═════ Stored data ═════

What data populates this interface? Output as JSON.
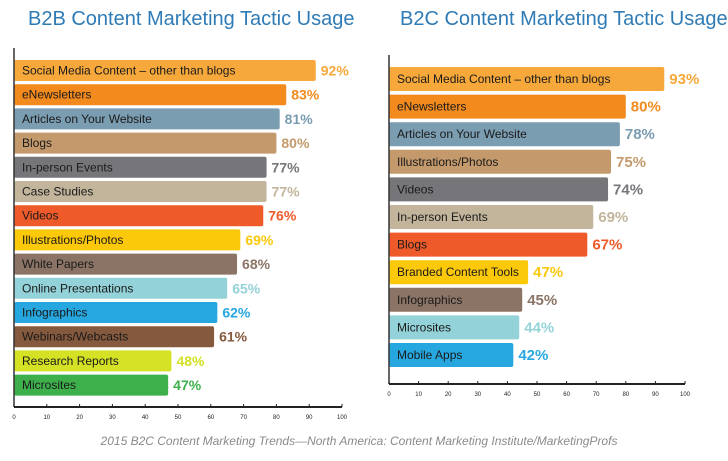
{
  "chart_data": [
    {
      "type": "bar",
      "orientation": "horizontal",
      "title": "B2B Content Marketing Tactic Usage",
      "xlim": [
        0,
        100
      ],
      "xticks": [
        0,
        10,
        20,
        30,
        40,
        50,
        60,
        70,
        80,
        90,
        100
      ],
      "grid": false,
      "categories": [
        "Social Media Content – other than blogs",
        "eNewsletters",
        "Articles on Your Website",
        "Blogs",
        "In-person Events",
        "Case Studies",
        "Videos",
        "Illustrations/Photos",
        "White Papers",
        "Online Presentations",
        "Infographics",
        "Webinars/Webcasts",
        "Research Reports",
        "Microsites"
      ],
      "values": [
        92,
        83,
        81,
        80,
        77,
        77,
        76,
        69,
        68,
        65,
        62,
        61,
        48,
        47
      ],
      "data_labels": [
        "92%",
        "83%",
        "81%",
        "80%",
        "77%",
        "77%",
        "76%",
        "69%",
        "68%",
        "65%",
        "62%",
        "61%",
        "48%",
        "47%"
      ],
      "colors": [
        "#f6a83b",
        "#f28a1e",
        "#7b9db2",
        "#c49a6c",
        "#76767a",
        "#c2b59c",
        "#ef5a2a",
        "#fcc80a",
        "#8b7466",
        "#93d2d8",
        "#27a7df",
        "#85593d",
        "#d5e125",
        "#3daf4b"
      ]
    },
    {
      "type": "bar",
      "orientation": "horizontal",
      "title": "B2C Content Marketing Tactic Usage",
      "xlim": [
        0,
        100
      ],
      "xticks": [
        0,
        10,
        20,
        30,
        40,
        50,
        60,
        70,
        80,
        90,
        100
      ],
      "grid": false,
      "categories": [
        "Social Media Content – other than blogs",
        "eNewsletters",
        "Articles on Your Website",
        "Illustrations/Photos",
        "Videos",
        "In-person Events",
        "Blogs",
        "Branded Content Tools",
        "Infographics",
        "Microsites",
        "Mobile Apps"
      ],
      "values": [
        93,
        80,
        78,
        75,
        74,
        69,
        67,
        47,
        45,
        44,
        42
      ],
      "data_labels": [
        "93%",
        "80%",
        "78%",
        "75%",
        "74%",
        "69%",
        "67%",
        "47%",
        "45%",
        "44%",
        "42%"
      ],
      "colors": [
        "#f6a83b",
        "#f28a1e",
        "#7b9db2",
        "#c49a6c",
        "#76767a",
        "#c2b59c",
        "#ef5a2a",
        "#fcc80a",
        "#8b7466",
        "#93d2d8",
        "#27a7df"
      ]
    }
  ],
  "footer": "2015 B2C Content Marketing Trends—North America: Content Marketing Institute/MarketingProfs"
}
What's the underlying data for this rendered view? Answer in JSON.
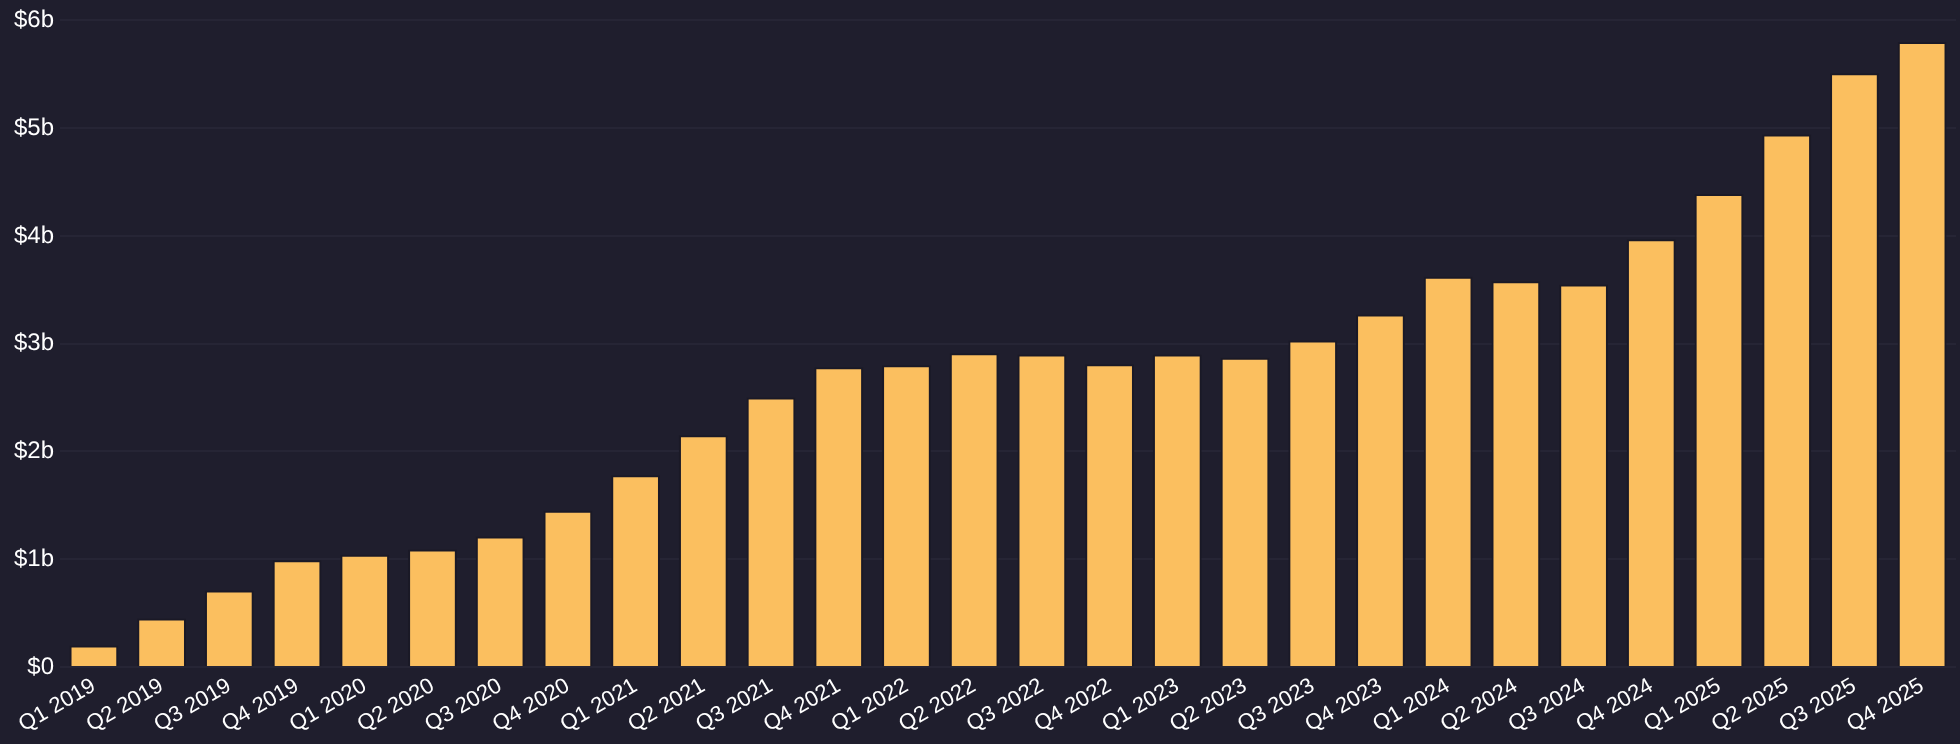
{
  "chart_data": {
    "type": "bar",
    "categories": [
      "Q1 2019",
      "Q2 2019",
      "Q3 2019",
      "Q4 2019",
      "Q1 2020",
      "Q2 2020",
      "Q3 2020",
      "Q4 2020",
      "Q1 2021",
      "Q2 2021",
      "Q3 2021",
      "Q4 2021",
      "Q1 2022",
      "Q2 2022",
      "Q3 2022",
      "Q4 2022",
      "Q1 2023",
      "Q2 2023",
      "Q3 2023",
      "Q4 2023",
      "Q1 2024",
      "Q2 2024",
      "Q3 2024",
      "Q4 2024",
      "Q1 2025",
      "Q2 2025",
      "Q3 2025",
      "Q4 2025"
    ],
    "values": [
      0.2,
      0.45,
      0.71,
      0.99,
      1.04,
      1.09,
      1.21,
      1.45,
      1.78,
      2.15,
      2.5,
      2.78,
      2.8,
      2.91,
      2.9,
      2.81,
      2.9,
      2.87,
      3.03,
      3.27,
      3.62,
      3.58,
      3.55,
      3.97,
      4.39,
      4.94,
      5.51,
      5.8
    ],
    "color": "#fbbf5f",
    "ylim": [
      0,
      6
    ],
    "yticks": [
      {
        "value": 0,
        "label": "$0"
      },
      {
        "value": 1,
        "label": "$1b"
      },
      {
        "value": 2,
        "label": "$2b"
      },
      {
        "value": 3,
        "label": "$3b"
      },
      {
        "value": 4,
        "label": "$4b"
      },
      {
        "value": 5,
        "label": "$5b"
      },
      {
        "value": 6,
        "label": "$6b"
      }
    ],
    "grid": "y",
    "legend": false
  }
}
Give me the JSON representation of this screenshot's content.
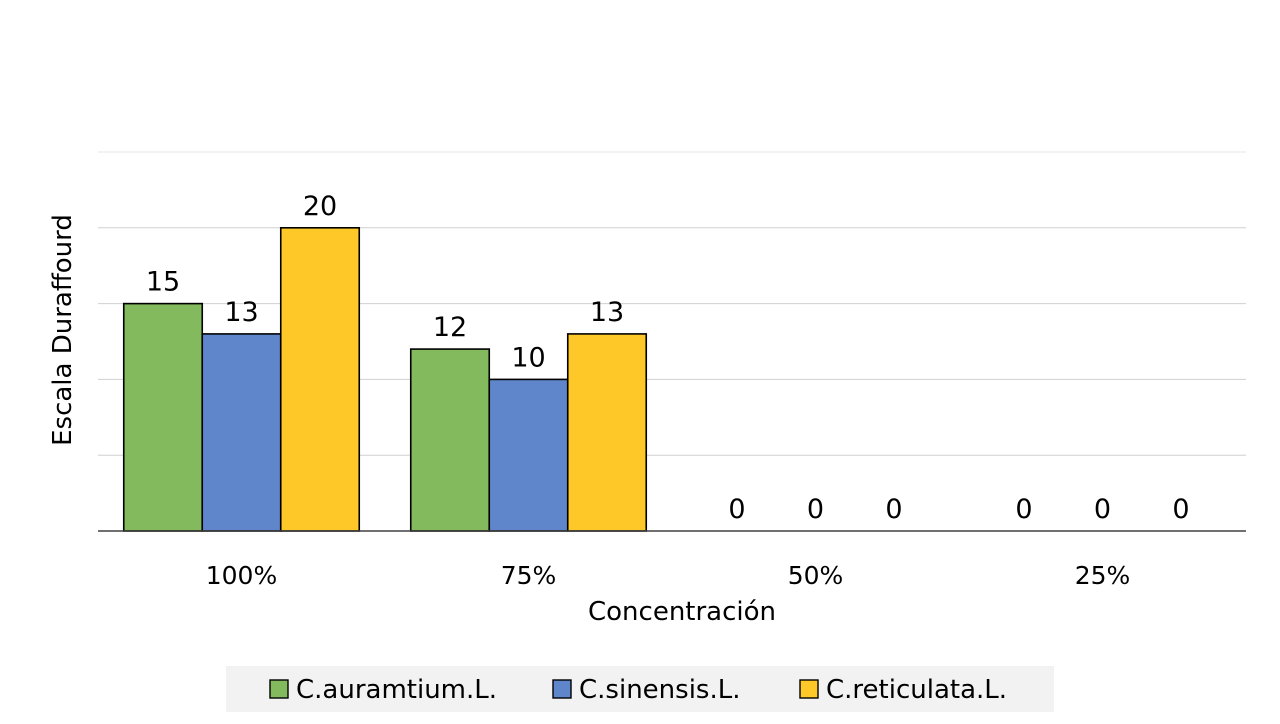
{
  "chart_data": {
    "type": "bar",
    "title": "",
    "xlabel": "Concentración",
    "ylabel": "Escala Duraffourd",
    "categories": [
      "100%",
      "75%",
      "50%",
      "25%"
    ],
    "series": [
      {
        "name": "C.auramtium.L.",
        "values": [
          15,
          12,
          0,
          0
        ],
        "color": "#84ba5e"
      },
      {
        "name": "C.sinensis.L.",
        "values": [
          13,
          10,
          0,
          0
        ],
        "color": "#5f86cb"
      },
      {
        "name": "C.reticulata.L.",
        "values": [
          20,
          13,
          0,
          0
        ],
        "color": "#ffc829"
      }
    ],
    "ylim": [
      0,
      25
    ],
    "grid": true,
    "legend_position": "bottom",
    "data_labels": true
  }
}
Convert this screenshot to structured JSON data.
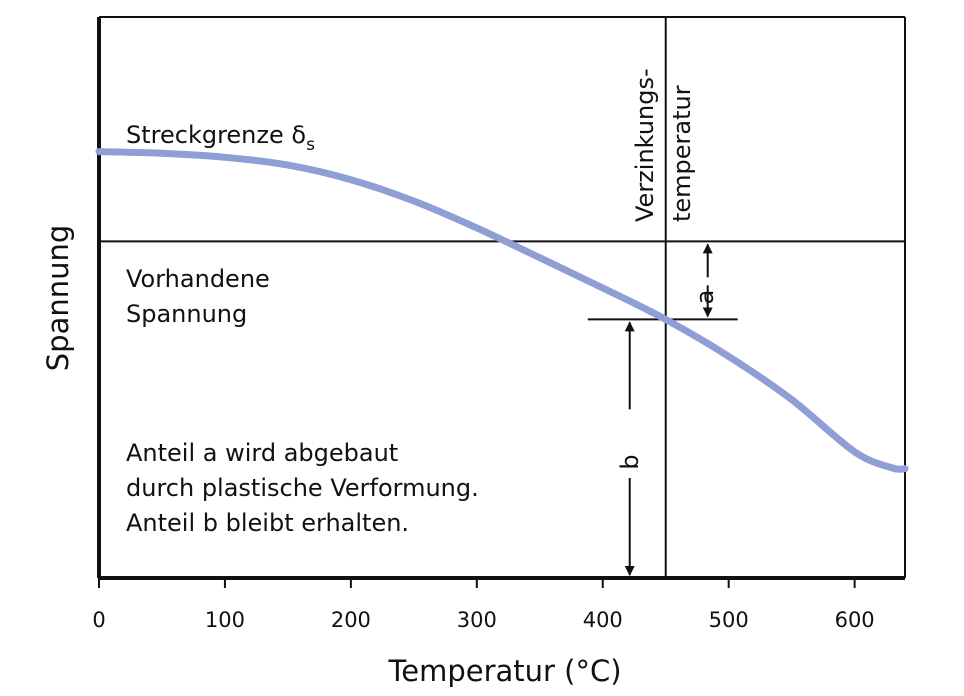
{
  "chart_data": {
    "type": "line",
    "xlabel": "Temperatur (°C)",
    "ylabel": "Spannung",
    "xlim": [
      0,
      640
    ],
    "x_ticks": [
      "0",
      "100",
      "200",
      "300",
      "400",
      "500",
      "600"
    ],
    "y_ticks": [],
    "grid": false,
    "series": [
      {
        "color": "#8f9fd6",
        "x": [
          0,
          50,
          100,
          150,
          200,
          250,
          300,
          350,
          400,
          450,
          500,
          550,
          600,
          630,
          640
        ],
        "y": [
          0.76,
          0.757,
          0.75,
          0.736,
          0.71,
          0.672,
          0.624,
          0.571,
          0.517,
          0.461,
          0.395,
          0.318,
          0.225,
          0.196,
          0.195
        ]
      }
    ],
    "reference_lines": {
      "vorhandene_spannung_y": 0.6,
      "verzinkungstemperatur_x": 450
    },
    "annotations": {
      "streckgrenze": "Streckgrenze δ",
      "streckgrenze_sub": "s",
      "vorhandene_1": "Vorhandene",
      "vorhandene_2": "Spannung",
      "verzinkung_1": "Verzinkungs-",
      "verzinkung_2": "temperatur",
      "label_a": "a",
      "label_b": "b",
      "note_1": "Anteil a wird abgebaut",
      "note_2": "durch plastische Verformung.",
      "note_3": "Anteil b bleibt erhalten."
    }
  }
}
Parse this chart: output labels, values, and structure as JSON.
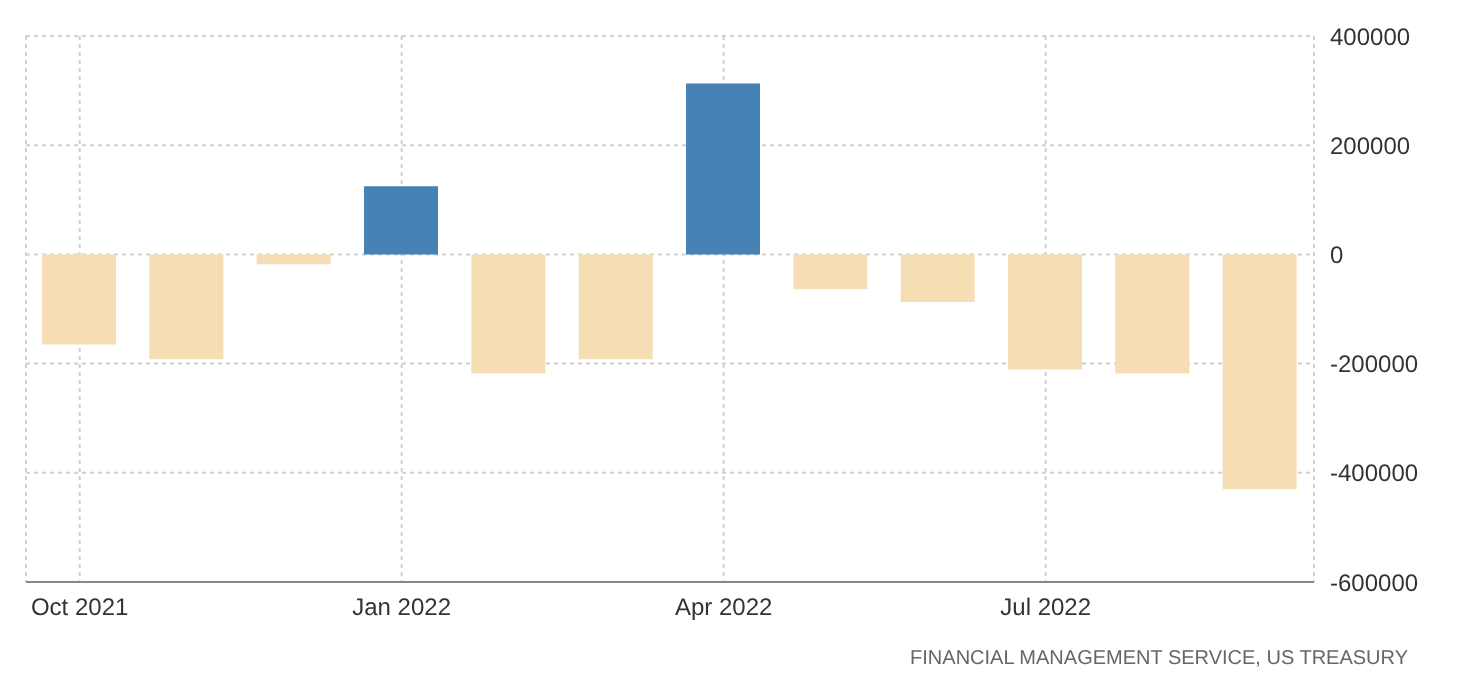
{
  "chart_data": {
    "type": "bar",
    "categories": [
      "Oct 2021",
      null,
      null,
      "Jan 2022",
      null,
      null,
      "Apr 2022",
      null,
      null,
      "Jul 2022",
      null,
      null
    ],
    "values": [
      -165000,
      -192000,
      -18000,
      125000,
      -218000,
      -192000,
      313000,
      -64000,
      -87000,
      -211000,
      -218000,
      -430000
    ],
    "colors": [
      "#f5deb3",
      "#f5deb3",
      "#f5deb3",
      "#4682b4",
      "#f5deb3",
      "#f5deb3",
      "#4682b4",
      "#f5deb3",
      "#f5deb3",
      "#f5deb3",
      "#f5deb3",
      "#f5deb3"
    ],
    "ylim": [
      -600000,
      400000
    ],
    "yticks": [
      -600000,
      -400000,
      -200000,
      0,
      200000,
      400000
    ],
    "grid": true,
    "annotations": [
      "FINANCIAL MANAGEMENT SERVICE, US TREASURY"
    ]
  }
}
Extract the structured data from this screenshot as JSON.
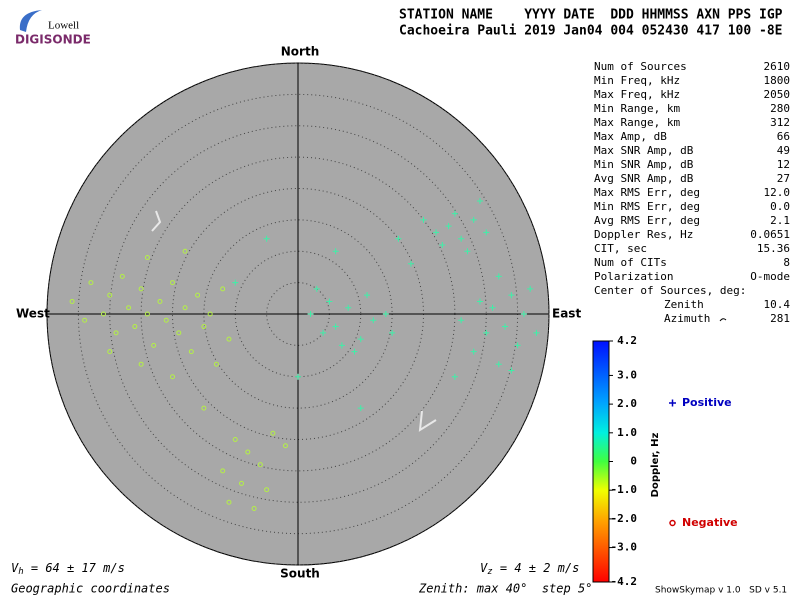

═════

Show the lines of the data that hold the word "Anteil".

      "note_1": "Anteil a wird abgebaut",
      "note_3": "Anteil b bleibt erhalten."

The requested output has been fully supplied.